■ **Problem description**
Scan the records for the string "predictions" and copy every line that holds it.

■ **Source information**
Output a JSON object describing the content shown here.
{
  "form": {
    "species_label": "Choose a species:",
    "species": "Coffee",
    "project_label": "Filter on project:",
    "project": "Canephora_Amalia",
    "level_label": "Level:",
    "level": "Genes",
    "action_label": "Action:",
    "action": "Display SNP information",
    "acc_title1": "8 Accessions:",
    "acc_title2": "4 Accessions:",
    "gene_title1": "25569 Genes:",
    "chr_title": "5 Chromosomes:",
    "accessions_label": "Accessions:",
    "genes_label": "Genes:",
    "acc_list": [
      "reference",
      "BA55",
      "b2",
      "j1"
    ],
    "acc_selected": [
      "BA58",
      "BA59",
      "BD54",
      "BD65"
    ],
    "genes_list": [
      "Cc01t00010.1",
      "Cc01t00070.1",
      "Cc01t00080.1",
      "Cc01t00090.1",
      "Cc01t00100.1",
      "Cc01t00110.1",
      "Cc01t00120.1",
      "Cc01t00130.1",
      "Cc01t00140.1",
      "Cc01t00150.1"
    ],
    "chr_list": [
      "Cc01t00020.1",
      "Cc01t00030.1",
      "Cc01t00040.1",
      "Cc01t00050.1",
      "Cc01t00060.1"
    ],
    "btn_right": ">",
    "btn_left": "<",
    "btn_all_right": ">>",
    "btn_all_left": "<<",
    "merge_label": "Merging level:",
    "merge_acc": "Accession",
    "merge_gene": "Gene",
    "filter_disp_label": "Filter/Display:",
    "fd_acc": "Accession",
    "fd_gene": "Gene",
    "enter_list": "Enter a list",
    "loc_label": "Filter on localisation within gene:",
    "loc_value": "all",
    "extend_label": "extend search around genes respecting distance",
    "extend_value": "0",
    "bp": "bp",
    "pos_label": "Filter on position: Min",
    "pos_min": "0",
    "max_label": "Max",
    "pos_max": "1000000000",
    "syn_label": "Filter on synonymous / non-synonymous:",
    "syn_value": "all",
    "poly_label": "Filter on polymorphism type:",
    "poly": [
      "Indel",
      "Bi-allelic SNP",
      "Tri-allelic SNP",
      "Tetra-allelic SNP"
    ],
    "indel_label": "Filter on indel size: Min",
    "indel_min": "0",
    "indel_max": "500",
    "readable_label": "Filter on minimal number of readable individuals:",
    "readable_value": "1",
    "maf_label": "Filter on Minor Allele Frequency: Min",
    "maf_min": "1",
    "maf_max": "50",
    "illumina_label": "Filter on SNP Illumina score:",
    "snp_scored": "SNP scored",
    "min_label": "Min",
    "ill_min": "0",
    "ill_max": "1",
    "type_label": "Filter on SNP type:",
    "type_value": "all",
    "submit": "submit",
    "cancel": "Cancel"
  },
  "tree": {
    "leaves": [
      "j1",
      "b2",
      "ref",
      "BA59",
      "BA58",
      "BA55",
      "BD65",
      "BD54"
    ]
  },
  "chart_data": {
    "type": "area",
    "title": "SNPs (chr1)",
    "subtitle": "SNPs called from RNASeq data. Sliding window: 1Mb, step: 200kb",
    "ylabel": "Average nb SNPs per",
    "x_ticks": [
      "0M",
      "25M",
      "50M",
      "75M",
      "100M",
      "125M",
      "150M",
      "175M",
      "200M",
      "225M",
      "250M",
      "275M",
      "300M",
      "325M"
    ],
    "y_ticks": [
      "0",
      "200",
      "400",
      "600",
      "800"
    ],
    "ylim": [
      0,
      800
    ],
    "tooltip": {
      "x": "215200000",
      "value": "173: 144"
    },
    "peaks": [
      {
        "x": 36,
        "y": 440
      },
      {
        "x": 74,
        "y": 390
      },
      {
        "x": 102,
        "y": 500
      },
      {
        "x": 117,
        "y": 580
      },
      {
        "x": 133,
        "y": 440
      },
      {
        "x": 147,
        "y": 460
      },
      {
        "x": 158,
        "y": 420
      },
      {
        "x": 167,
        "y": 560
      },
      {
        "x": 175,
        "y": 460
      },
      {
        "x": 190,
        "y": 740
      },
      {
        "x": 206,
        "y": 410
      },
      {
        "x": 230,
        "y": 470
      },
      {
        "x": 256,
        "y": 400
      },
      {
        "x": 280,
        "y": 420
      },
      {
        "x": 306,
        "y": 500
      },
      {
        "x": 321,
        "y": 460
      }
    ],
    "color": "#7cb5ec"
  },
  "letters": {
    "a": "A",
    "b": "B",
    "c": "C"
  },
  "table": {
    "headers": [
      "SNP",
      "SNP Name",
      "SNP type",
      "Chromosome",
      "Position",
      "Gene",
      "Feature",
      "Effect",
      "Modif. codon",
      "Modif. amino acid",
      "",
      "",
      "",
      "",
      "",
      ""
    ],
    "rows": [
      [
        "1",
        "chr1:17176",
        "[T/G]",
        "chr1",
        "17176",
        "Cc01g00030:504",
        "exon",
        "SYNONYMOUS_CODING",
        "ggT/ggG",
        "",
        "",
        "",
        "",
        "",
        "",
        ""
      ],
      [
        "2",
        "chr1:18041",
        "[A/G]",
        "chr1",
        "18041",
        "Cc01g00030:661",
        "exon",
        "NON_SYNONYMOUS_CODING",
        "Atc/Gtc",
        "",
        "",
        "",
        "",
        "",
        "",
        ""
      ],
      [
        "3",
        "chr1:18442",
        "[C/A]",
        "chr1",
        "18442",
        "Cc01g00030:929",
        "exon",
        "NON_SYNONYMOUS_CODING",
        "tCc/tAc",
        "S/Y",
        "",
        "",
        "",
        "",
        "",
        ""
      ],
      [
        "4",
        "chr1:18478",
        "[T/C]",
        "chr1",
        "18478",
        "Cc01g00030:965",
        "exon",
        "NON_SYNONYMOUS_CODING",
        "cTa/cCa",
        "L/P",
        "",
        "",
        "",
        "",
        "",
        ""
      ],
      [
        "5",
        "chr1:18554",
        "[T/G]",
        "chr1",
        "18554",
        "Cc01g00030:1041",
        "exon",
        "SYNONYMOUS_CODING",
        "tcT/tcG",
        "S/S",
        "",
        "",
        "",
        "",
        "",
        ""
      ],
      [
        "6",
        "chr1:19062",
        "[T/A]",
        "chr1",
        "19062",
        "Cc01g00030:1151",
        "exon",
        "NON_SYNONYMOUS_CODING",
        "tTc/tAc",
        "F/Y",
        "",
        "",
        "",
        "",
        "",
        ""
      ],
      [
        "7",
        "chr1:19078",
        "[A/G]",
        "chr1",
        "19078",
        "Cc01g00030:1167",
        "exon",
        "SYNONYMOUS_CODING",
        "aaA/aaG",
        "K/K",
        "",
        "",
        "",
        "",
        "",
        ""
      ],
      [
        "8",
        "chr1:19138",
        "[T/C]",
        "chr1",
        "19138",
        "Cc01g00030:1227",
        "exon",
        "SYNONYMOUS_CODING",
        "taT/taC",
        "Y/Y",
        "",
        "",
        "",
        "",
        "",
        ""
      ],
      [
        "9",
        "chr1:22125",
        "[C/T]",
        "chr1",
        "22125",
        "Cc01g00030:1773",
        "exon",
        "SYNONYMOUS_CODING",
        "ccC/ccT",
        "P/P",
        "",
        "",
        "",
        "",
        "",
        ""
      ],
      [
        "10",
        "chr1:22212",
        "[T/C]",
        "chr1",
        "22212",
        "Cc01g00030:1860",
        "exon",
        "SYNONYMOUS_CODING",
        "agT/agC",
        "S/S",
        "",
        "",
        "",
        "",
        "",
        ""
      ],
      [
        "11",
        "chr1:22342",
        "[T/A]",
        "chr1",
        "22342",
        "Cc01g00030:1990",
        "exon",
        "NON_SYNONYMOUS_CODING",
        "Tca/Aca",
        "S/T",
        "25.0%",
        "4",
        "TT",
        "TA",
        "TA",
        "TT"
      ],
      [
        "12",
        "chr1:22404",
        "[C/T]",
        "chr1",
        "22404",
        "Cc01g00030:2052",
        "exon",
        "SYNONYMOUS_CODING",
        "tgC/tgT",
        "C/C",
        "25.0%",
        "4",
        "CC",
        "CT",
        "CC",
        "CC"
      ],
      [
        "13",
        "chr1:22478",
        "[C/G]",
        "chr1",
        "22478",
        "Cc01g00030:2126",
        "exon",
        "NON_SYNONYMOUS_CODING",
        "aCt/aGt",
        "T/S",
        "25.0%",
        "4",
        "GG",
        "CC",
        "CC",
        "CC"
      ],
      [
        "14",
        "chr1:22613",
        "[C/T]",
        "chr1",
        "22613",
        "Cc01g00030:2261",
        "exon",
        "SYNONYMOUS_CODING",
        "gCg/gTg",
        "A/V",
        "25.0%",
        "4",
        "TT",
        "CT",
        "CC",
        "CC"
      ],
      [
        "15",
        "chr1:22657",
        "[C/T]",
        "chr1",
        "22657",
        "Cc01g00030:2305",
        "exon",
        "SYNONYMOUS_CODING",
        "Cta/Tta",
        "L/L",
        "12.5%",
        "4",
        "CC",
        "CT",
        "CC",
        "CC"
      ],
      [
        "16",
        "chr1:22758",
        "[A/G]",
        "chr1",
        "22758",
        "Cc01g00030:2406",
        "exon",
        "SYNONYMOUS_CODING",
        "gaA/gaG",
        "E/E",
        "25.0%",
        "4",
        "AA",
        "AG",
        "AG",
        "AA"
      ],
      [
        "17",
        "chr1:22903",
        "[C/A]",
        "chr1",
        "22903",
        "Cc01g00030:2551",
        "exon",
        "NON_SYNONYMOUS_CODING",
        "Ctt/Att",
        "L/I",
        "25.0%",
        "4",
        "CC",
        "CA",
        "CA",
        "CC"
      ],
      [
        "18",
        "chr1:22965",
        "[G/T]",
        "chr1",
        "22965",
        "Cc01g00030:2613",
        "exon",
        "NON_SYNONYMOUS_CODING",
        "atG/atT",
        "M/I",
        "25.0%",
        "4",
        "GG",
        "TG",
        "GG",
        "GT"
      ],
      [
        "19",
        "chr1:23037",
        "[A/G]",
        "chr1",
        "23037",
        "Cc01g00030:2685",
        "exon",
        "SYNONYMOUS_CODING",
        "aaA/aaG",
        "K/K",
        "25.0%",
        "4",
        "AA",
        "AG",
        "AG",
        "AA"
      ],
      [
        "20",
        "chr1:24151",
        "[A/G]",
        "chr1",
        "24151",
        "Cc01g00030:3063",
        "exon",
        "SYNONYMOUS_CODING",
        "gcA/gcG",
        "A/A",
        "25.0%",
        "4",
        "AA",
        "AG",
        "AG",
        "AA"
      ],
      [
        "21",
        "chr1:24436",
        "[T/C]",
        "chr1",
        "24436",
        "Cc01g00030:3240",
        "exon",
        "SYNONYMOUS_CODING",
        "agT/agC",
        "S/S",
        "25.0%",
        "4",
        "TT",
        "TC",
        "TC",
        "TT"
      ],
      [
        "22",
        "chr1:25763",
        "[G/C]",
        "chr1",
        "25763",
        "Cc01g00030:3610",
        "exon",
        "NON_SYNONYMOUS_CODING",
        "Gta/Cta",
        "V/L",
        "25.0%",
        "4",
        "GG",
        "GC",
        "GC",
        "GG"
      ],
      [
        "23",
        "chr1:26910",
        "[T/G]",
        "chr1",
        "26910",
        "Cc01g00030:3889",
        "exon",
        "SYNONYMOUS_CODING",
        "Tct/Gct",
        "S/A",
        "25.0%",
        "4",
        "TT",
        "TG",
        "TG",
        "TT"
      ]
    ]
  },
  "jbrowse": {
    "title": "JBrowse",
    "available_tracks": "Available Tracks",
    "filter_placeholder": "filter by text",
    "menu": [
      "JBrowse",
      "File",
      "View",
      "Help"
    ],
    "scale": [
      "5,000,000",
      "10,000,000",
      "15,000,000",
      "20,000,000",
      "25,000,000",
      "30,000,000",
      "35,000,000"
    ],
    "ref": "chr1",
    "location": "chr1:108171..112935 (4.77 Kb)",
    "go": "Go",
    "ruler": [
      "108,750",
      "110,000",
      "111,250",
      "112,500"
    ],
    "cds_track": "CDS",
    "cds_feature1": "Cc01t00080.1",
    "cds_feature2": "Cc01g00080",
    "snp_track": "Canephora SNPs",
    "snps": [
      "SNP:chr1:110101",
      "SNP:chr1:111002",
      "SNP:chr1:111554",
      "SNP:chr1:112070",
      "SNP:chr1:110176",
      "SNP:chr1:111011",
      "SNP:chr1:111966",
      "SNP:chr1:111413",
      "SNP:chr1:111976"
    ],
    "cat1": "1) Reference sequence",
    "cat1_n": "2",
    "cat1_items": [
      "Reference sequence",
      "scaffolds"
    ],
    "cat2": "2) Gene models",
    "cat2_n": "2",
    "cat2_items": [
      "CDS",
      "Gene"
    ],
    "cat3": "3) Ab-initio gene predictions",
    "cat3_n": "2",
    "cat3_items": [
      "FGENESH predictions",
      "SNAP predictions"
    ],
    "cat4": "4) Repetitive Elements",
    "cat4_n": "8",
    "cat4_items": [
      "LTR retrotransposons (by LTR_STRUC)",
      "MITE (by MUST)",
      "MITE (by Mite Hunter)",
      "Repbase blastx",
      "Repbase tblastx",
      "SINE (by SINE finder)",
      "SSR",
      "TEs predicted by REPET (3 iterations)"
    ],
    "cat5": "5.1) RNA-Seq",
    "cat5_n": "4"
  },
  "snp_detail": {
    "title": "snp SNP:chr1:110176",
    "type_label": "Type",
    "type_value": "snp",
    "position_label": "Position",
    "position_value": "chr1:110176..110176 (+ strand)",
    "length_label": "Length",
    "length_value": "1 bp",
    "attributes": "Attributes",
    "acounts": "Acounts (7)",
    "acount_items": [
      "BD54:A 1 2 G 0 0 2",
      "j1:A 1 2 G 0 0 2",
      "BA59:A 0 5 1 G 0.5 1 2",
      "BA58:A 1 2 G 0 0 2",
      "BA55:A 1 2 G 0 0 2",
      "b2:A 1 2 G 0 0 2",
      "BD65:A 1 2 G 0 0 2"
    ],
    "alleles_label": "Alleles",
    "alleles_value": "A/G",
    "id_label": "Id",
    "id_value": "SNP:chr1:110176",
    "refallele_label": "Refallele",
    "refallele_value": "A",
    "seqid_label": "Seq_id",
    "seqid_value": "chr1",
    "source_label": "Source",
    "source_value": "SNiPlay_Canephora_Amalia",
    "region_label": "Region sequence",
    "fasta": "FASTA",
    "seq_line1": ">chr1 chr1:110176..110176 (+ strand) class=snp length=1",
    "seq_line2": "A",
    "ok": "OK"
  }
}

■ **Result below**
    "cat3": "3) Ab-initio gene predictions",
      "FGENESH predictions",
      "SNAP predictions"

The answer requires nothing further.